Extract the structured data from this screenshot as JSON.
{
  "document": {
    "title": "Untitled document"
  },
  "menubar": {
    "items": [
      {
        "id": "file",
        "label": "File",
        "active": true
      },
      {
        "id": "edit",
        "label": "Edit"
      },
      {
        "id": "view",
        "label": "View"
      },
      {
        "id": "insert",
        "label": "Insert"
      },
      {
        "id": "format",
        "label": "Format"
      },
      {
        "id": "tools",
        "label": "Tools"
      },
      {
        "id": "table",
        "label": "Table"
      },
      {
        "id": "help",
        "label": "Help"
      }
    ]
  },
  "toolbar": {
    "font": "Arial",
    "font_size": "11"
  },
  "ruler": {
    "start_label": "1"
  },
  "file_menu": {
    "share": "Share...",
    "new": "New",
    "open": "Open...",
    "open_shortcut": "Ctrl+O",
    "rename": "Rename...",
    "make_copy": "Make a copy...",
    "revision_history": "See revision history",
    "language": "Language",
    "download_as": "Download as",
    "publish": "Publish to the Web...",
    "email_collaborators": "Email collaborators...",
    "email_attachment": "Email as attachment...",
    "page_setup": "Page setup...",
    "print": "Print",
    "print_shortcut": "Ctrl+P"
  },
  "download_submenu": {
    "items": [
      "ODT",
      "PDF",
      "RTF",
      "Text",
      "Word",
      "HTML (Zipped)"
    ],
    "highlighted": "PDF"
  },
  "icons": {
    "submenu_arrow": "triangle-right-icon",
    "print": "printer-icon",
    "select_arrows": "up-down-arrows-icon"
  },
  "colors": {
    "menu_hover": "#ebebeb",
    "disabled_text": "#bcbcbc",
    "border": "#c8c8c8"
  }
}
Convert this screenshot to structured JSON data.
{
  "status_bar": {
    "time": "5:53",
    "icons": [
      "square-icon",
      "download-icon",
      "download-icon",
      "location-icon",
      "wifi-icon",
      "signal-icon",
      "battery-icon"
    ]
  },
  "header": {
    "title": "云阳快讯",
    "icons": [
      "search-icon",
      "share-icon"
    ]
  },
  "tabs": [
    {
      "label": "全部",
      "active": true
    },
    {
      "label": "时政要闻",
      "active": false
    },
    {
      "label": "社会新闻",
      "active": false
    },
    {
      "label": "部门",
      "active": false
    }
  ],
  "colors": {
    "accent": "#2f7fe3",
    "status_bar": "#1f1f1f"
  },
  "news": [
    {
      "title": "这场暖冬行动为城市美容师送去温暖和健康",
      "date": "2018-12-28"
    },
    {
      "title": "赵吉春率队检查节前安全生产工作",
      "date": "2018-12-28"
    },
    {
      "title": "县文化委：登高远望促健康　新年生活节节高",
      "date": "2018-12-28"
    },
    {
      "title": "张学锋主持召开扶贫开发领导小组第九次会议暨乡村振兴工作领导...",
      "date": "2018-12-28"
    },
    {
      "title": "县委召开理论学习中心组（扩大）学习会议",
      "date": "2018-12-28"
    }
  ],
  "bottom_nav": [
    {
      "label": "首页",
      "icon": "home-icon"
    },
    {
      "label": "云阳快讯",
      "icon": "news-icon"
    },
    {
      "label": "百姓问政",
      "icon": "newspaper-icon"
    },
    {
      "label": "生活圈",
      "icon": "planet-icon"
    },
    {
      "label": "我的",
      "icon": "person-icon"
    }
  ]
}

### [Aim of the task]
Report only the number of lines that hold the word "structured".

### [Written solution]
2